Data excerpts:
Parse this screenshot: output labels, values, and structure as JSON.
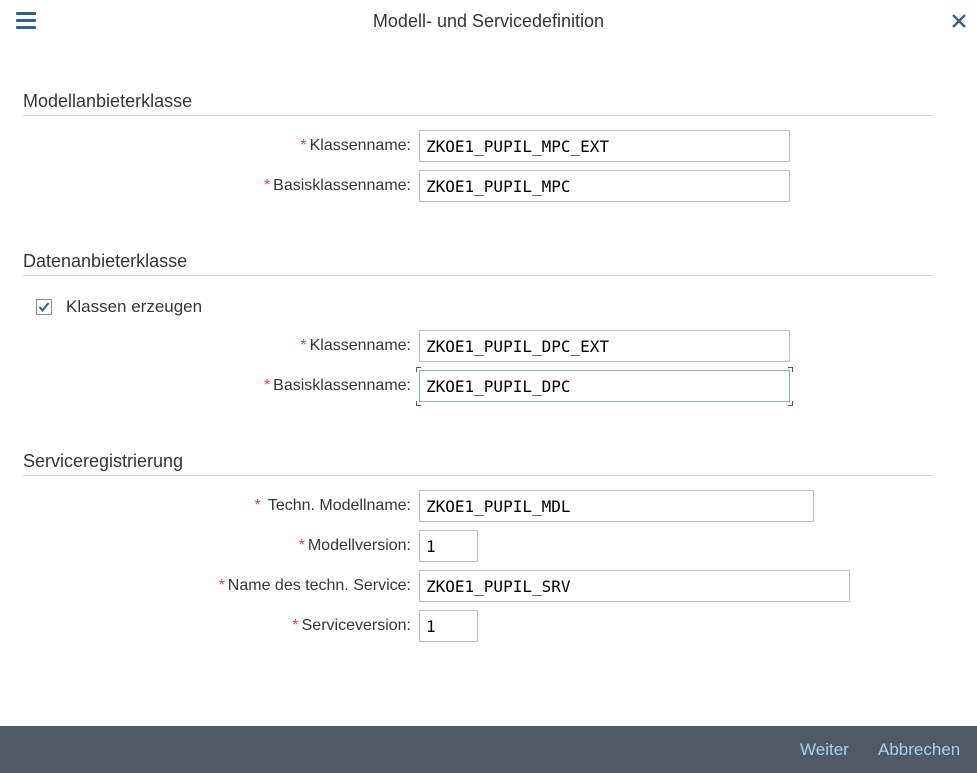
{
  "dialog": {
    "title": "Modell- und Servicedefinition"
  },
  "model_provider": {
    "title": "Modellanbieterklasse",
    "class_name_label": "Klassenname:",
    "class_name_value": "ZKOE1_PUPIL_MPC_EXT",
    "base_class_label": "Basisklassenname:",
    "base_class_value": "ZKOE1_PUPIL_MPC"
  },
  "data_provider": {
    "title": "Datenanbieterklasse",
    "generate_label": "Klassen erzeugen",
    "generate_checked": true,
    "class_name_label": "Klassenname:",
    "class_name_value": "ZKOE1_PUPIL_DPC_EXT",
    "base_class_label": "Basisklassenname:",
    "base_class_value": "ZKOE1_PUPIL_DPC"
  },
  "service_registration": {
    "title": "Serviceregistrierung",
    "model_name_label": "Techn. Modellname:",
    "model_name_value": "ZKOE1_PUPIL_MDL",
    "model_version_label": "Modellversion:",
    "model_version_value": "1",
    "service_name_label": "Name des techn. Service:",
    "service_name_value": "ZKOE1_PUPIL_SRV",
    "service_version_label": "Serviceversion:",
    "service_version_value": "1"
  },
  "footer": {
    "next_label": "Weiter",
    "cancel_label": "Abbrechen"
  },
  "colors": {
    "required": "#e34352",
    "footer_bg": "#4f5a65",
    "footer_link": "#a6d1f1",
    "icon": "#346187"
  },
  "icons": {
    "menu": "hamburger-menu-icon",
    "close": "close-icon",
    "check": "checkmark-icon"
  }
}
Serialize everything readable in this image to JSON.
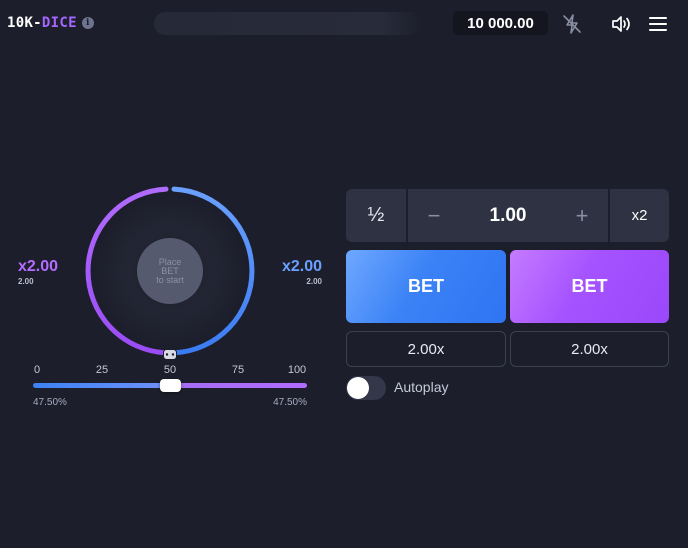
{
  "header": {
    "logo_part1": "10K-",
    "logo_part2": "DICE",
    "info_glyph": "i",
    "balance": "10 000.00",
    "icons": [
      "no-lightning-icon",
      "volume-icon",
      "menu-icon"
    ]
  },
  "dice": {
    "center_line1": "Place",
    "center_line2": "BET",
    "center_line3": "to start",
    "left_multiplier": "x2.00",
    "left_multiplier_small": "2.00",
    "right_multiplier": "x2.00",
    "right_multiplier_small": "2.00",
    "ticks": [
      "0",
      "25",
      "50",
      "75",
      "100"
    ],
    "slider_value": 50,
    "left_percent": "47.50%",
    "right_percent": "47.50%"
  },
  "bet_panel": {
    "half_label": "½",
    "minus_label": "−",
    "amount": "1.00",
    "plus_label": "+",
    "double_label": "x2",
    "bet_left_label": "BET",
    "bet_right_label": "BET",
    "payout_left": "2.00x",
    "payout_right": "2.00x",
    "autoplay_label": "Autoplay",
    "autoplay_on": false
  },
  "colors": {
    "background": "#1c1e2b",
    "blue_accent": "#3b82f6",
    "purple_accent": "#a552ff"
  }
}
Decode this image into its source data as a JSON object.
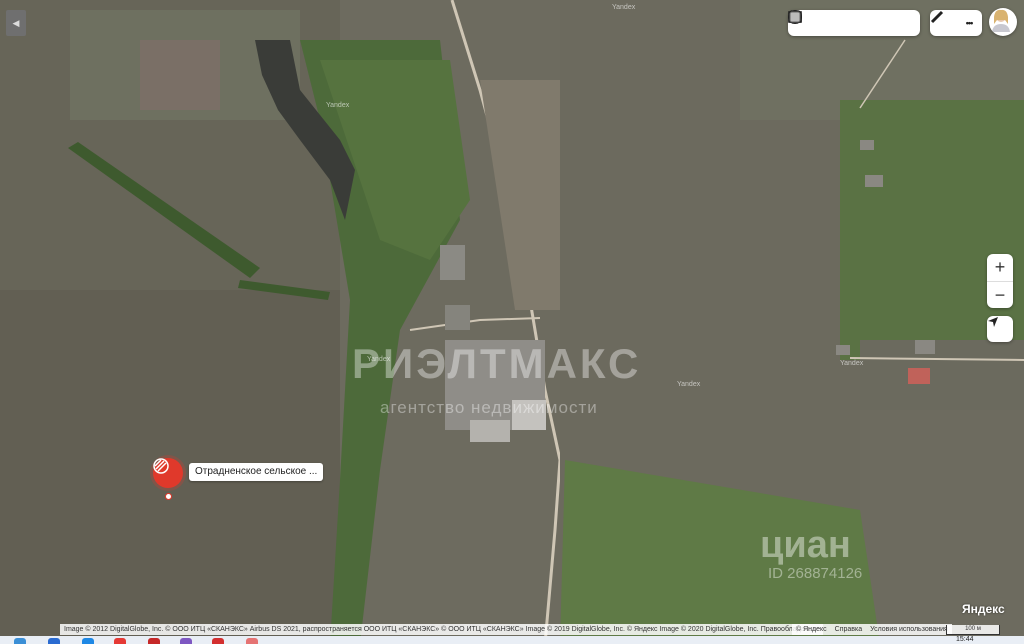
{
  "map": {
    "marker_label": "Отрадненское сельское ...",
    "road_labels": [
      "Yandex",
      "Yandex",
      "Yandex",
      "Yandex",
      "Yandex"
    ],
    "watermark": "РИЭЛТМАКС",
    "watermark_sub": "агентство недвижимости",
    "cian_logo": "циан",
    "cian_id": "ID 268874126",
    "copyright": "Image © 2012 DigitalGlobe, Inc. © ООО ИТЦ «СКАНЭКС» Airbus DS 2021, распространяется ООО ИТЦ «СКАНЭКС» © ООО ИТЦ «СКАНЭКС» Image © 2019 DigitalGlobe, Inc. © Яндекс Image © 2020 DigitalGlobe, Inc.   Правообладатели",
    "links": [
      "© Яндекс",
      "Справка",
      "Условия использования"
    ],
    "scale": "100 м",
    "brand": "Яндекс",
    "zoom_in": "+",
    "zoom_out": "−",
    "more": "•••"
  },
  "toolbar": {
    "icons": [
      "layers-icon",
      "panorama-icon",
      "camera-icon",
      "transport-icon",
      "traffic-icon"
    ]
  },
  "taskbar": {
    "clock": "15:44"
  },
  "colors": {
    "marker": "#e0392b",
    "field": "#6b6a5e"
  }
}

Do this:
Quote each line of the listing exactly, but leave the pictures out.

Finished task:
Parse this screenshot: output labels, values, and structure as JSON.
{
  "dialog": {
    "title": "Modell- und Servicedefinition"
  },
  "model_provider": {
    "title": "Modellanbieterklasse",
    "class_name_label": "Klassenname:",
    "class_name_value": "ZKOE1_PUPIL_MPC_EXT",
    "base_class_label": "Basisklassenname:",
    "base_class_value": "ZKOE1_PUPIL_MPC"
  },
  "data_provider": {
    "title": "Datenanbieterklasse",
    "generate_label": "Klassen erzeugen",
    "generate_checked": true,
    "class_name_label": "Klassenname:",
    "class_name_value": "ZKOE1_PUPIL_DPC_EXT",
    "base_class_label": "Basisklassenname:",
    "base_class_value": "ZKOE1_PUPIL_DPC"
  },
  "service_registration": {
    "title": "Serviceregistrierung",
    "model_name_label": "Techn. Modellname:",
    "model_name_value": "ZKOE1_PUPIL_MDL",
    "model_version_label": "Modellversion:",
    "model_version_value": "1",
    "service_name_label": "Name des techn. Service:",
    "service_name_value": "ZKOE1_PUPIL_SRV",
    "service_version_label": "Serviceversion:",
    "service_version_value": "1"
  },
  "footer": {
    "next_label": "Weiter",
    "cancel_label": "Abbrechen"
  },
  "colors": {
    "required": "#e34352",
    "footer_bg": "#4f5a65",
    "footer_link": "#a6d1f1",
    "icon": "#346187"
  },
  "icons": {
    "menu": "hamburger-menu-icon",
    "close": "close-icon",
    "check": "checkmark-icon"
  }
}
Serialize everything readable in this image to JSON.
{
  "header": {
    "logo_part1": "10K-",
    "logo_part2": "DICE",
    "info_glyph": "i",
    "balance": "10 000.00",
    "icons": [
      "no-lightning-icon",
      "volume-icon",
      "menu-icon"
    ]
  },
  "dice": {
    "center_line1": "Place",
    "center_line2": "BET",
    "center_line3": "to start",
    "left_multiplier": "x2.00",
    "left_multiplier_small": "2.00",
    "right_multiplier": "x2.00",
    "right_multiplier_small": "2.00",
    "ticks": [
      "0",
      "25",
      "50",
      "75",
      "100"
    ],
    "slider_value": 50,
    "left_percent": "47.50%",
    "right_percent": "47.50%"
  },
  "bet_panel": {
    "half_label": "½",
    "minus_label": "−",
    "amount": "1.00",
    "plus_label": "+",
    "double_label": "x2",
    "bet_left_label": "BET",
    "bet_right_label": "BET",
    "payout_left": "2.00x",
    "payout_right": "2.00x",
    "autoplay_label": "Autoplay",
    "autoplay_on": false
  },
  "colors": {
    "background": "#1c1e2b",
    "blue_accent": "#3b82f6",
    "purple_accent": "#a552ff"
  }
}
Decode this image into its source data as a JSON object.
{
  "map": {
    "marker_label": "Отрадненское сельское ...",
    "road_labels": [
      "Yandex",
      "Yandex",
      "Yandex",
      "Yandex",
      "Yandex"
    ],
    "watermark": "РИЭЛТМАКС",
    "watermark_sub": "агентство недвижимости",
    "cian_logo": "циан",
    "cian_id": "ID 268874126",
    "copyright": "Image © 2012 DigitalGlobe, Inc. © ООО ИТЦ «СКАНЭКС» Airbus DS 2021, распространяется ООО ИТЦ «СКАНЭКС» © ООО ИТЦ «СКАНЭКС» Image © 2019 DigitalGlobe, Inc. © Яндекс Image © 2020 DigitalGlobe, Inc.   Правообладатели",
    "links": [
      "© Яндекс",
      "Справка",
      "Условия использования"
    ],
    "scale": "100 м",
    "brand": "Яндекс",
    "zoom_in": "+",
    "zoom_out": "−",
    "more": "•••"
  },
  "toolbar": {
    "icons": [
      "layers-icon",
      "panorama-icon",
      "camera-icon",
      "transport-icon",
      "traffic-icon"
    ]
  },
  "taskbar": {
    "clock": "15:44"
  },
  "colors": {
    "marker": "#e0392b",
    "field": "#6b6a5e"
  }
}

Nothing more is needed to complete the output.